(Recorded data begins)
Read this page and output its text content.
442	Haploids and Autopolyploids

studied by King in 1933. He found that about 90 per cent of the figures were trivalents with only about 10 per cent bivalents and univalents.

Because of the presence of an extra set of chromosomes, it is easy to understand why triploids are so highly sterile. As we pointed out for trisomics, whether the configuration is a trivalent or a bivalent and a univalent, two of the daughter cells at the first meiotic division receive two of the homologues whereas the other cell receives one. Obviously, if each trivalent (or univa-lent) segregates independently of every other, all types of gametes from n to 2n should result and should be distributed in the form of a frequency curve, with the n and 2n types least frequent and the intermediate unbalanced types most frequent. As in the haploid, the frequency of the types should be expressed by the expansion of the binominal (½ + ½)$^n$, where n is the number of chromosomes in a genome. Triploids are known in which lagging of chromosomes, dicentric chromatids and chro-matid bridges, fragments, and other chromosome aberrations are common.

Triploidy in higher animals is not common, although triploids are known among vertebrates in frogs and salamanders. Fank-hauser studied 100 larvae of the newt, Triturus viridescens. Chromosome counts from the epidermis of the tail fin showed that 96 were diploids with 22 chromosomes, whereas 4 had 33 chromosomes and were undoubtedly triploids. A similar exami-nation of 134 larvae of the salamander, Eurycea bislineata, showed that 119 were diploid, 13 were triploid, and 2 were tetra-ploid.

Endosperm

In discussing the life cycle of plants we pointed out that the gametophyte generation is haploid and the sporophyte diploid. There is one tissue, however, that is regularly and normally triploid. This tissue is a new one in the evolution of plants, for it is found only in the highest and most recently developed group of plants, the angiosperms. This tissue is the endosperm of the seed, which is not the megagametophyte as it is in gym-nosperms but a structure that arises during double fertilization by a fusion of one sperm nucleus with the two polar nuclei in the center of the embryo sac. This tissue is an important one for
(Recorded data ends)
In this exercise, repeat the entries above verbatim.

Read this page and output its text content.
442	Haploids and Autopolyploids

studied by King in 1933. He found that about 90 per cent of the figures were trivalents with only about 10 per cent bivalents and univalents.

Because of the presence of an extra set of chromosomes, it is easy to understand why triploids are so highly sterile. As we pointed out for trisomics, whether the configuration is a trivalent or a bivalent and a univalent, two of the daughter cells at the first meiotic division receive two of the homologues whereas the other cell receives one. Obviously, if each trivalent (or univa-lent) segregates independently of every other, all types of gametes from n to 2n should result and should be distributed in the form of a frequency curve, with the n and 2n types least frequent and the intermediate unbalanced types most frequent. As in the haploid, the frequency of the types should be expressed by the expansion of the binominal (½ + ½)$^n$, where n is the number of chromosomes in a genome. Triploids are known in which lagging of chromosomes, dicentric chromatids and chro-matid bridges, fragments, and other chromosome aberrations are common.

Triploidy in higher animals is not common, although triploids are known among vertebrates in frogs and salamanders. Fank-hauser studied 100 larvae of the newt, Triturus viridescens. Chromosome counts from the epidermis of the tail fin showed that 96 were diploids with 22 chromosomes, whereas 4 had 33 chromosomes and were undoubtedly triploids. A similar exami-nation of 134 larvae of the salamander, Eurycea bislineata, showed that 119 were diploid, 13 were triploid, and 2 were tetra-ploid.

Endosperm

In discussing the life cycle of plants we pointed out that the gametophyte generation is haploid and the sporophyte diploid. There is one tissue, however, that is regularly and normally triploid. This tissue is a new one in the evolution of plants, for it is found only in the highest and most recently developed group of plants, the angiosperms. This tissue is the endosperm of the seed, which is not the megagametophyte as it is in gym-nosperms but a structure that arises during double fertilization by a fusion of one sperm nucleus with the two polar nuclei in the center of the embryo sac. This tissue is an important one for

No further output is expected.